PROVIDED PASSAGE >>
Ko said it’s not just schools that have to worry.

“Most of the small to medium enterprises are equally affected because they have tight budgets for [cybersecurity].”

He suggested that the Ministry of Education should invest in an insurance policy to clean up any future cyber attacks.

That idea got a thumbs-up from Hamilton Boys’ High School headmaster Susan Hassall.

“We’re all suffering from the same risks, really, so it would be good if we had some combined way of dealing with it,” she said.

“I think the ministry needs to make a concentrated effort to minimise the risks to schools.”

Hamilton Boys’ hadn’t been affected – yet – but is always looking at how to make its system more secure, she said.

And she wouldn’t hesitate to hire an expert if the school were targeted.

Hamilton’s Deanwell School has already called for an expert after a letter from the Ministry of Education saying the school had been affected by the latest hack.

An IT contractor told principal Pat Poland the school might need a $5000 system check or to rebuild the server, and Poland has asked another company for a second opinion and quote.

“As a principal, I want to make sure my system’s secure but I don’t want to spend $5000 unnecessarily,” he said.

“I’m an educator. I don’t know what the potential threats are.”

Most of the school’s critical pupil data is in the cloud, he said.

INSTRUCTIONS FOR THE TASK >> Copy out the stretch of the passage on school cyber attacks from "Hamilton Boys’ hadn’t" through "the latest hack.", changing "hack" to "breach".

Entries drawn from a collection:

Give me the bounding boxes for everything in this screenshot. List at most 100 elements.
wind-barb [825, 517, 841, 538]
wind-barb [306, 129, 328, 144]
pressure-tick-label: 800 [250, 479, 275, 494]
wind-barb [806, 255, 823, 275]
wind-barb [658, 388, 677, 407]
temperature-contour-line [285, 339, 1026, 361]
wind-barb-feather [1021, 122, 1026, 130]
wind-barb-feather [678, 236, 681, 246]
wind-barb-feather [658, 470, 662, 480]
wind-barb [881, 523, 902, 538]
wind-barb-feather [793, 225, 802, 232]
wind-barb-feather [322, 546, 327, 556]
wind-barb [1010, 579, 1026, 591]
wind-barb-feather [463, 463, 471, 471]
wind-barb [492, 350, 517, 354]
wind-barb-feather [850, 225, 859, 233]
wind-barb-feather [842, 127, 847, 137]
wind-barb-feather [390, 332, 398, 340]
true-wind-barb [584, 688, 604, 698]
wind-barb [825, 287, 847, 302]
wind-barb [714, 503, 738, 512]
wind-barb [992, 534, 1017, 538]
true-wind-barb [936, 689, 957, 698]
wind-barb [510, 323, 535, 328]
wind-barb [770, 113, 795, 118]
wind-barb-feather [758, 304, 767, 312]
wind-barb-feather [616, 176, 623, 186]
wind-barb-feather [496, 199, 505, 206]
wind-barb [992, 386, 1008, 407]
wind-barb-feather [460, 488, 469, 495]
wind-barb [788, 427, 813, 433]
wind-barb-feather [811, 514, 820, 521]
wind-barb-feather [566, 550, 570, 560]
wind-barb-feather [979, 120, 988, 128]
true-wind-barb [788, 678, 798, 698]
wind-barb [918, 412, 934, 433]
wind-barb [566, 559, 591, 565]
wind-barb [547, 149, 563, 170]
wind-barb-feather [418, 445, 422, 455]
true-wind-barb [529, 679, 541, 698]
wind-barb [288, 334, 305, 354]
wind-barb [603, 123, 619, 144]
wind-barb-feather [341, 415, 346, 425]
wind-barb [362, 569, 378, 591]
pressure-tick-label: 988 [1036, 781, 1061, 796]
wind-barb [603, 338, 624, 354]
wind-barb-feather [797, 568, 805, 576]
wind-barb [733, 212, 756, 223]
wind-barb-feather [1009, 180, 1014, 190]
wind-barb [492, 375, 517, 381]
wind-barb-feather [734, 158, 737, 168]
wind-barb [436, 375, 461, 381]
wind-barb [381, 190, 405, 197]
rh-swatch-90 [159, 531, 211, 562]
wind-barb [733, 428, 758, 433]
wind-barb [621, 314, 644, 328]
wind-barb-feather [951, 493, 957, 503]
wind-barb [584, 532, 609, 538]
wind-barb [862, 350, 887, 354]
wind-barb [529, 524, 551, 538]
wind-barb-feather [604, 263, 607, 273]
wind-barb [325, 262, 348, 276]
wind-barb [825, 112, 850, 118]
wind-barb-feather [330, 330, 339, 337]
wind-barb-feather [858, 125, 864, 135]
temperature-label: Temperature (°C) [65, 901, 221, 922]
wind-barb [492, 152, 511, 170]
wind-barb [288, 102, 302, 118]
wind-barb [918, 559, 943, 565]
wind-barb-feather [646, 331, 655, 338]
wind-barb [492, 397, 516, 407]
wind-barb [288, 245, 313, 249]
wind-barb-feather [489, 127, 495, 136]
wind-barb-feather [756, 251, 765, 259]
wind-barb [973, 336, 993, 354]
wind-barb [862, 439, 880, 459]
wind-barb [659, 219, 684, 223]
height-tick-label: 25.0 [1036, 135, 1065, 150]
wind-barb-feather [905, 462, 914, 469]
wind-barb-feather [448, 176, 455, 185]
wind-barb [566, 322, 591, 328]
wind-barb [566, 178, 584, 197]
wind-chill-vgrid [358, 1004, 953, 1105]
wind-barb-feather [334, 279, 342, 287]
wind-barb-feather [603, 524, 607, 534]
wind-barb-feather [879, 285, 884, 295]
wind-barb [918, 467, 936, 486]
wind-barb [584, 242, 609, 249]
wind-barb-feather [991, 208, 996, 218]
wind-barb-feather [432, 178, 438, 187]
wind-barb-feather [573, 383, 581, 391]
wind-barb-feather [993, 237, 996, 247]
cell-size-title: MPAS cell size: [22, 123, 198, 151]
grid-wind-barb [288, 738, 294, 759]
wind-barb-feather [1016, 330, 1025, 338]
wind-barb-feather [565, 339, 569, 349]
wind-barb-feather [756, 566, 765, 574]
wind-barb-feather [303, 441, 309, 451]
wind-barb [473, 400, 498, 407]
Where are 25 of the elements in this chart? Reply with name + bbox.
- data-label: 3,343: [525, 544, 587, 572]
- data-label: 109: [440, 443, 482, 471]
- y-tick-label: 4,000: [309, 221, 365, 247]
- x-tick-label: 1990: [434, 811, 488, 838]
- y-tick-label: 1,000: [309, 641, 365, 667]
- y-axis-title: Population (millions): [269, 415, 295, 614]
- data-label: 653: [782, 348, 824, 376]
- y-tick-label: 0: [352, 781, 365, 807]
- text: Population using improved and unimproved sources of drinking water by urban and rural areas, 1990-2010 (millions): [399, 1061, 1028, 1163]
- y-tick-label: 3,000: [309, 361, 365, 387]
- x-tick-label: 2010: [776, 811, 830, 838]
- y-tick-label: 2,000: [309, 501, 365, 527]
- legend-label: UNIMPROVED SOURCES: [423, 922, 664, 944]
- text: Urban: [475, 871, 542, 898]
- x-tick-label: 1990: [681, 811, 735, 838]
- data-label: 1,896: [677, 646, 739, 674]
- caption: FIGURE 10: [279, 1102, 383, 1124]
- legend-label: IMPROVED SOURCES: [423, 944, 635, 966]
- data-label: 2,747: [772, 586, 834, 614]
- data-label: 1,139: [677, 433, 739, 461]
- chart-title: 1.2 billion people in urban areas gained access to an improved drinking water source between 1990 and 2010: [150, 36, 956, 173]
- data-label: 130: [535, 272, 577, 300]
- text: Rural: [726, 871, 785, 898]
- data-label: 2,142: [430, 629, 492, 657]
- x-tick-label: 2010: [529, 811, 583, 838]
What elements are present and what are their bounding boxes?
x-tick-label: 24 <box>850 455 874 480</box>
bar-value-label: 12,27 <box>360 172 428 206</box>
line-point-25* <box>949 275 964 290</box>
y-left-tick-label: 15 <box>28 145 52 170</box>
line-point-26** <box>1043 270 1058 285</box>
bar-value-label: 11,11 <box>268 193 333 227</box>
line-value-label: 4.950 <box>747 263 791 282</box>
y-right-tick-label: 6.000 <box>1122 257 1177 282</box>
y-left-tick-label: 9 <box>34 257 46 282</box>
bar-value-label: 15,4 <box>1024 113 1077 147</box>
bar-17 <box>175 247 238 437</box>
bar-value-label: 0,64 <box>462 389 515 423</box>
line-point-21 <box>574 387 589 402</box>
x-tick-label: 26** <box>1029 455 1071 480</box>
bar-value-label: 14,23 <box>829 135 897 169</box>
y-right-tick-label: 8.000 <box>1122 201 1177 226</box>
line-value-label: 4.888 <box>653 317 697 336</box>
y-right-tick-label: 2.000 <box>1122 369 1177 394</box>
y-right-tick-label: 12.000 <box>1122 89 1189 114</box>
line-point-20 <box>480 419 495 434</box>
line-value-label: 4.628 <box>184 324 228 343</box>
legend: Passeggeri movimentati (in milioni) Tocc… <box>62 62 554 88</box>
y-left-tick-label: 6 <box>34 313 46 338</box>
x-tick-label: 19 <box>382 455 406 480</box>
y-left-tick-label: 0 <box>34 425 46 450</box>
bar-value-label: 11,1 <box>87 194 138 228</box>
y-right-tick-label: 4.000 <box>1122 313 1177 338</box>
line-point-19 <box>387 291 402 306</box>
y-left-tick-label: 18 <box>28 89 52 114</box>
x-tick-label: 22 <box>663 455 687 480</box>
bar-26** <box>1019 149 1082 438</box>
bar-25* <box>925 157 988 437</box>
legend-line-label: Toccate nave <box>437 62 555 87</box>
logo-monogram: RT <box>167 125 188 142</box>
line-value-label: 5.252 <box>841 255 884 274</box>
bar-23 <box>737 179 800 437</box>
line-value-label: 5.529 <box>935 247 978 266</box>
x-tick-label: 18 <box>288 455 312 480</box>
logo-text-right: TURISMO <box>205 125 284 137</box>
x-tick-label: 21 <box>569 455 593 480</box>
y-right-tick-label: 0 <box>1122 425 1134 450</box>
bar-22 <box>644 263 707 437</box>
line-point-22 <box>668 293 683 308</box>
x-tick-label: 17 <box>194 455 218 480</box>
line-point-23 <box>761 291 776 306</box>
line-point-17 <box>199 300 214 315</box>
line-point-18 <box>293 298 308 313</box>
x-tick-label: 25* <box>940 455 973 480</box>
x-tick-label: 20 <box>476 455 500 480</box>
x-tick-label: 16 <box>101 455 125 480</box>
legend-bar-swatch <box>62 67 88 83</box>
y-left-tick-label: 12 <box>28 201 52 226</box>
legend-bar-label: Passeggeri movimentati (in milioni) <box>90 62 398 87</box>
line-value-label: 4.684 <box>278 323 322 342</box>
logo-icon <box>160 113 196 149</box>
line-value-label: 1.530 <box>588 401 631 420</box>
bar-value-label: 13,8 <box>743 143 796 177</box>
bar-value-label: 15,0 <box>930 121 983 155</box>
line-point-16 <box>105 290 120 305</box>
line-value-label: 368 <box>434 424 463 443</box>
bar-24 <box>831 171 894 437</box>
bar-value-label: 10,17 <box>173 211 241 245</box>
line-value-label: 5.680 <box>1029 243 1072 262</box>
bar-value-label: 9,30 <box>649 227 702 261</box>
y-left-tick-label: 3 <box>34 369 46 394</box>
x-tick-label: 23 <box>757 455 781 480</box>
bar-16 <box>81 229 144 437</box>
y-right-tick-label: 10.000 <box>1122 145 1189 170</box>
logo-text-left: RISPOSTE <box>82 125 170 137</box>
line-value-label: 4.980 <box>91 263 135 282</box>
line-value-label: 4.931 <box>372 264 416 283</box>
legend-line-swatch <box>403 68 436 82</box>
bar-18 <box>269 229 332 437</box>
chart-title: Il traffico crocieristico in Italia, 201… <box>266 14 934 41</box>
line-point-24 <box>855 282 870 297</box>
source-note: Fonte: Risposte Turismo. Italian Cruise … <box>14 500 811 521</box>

ANSWER SECTION >>
Hamilton Boys’ hadn’t been affected – yet – but is always looking at how to make its system more secure, she said.

And she wouldn’t hesitate to hire an expert if the school were targeted.

Hamilton’s Deanwell School has already called for an expert after a letter from the Ministry of Education saying the school had been affected by the latest breach.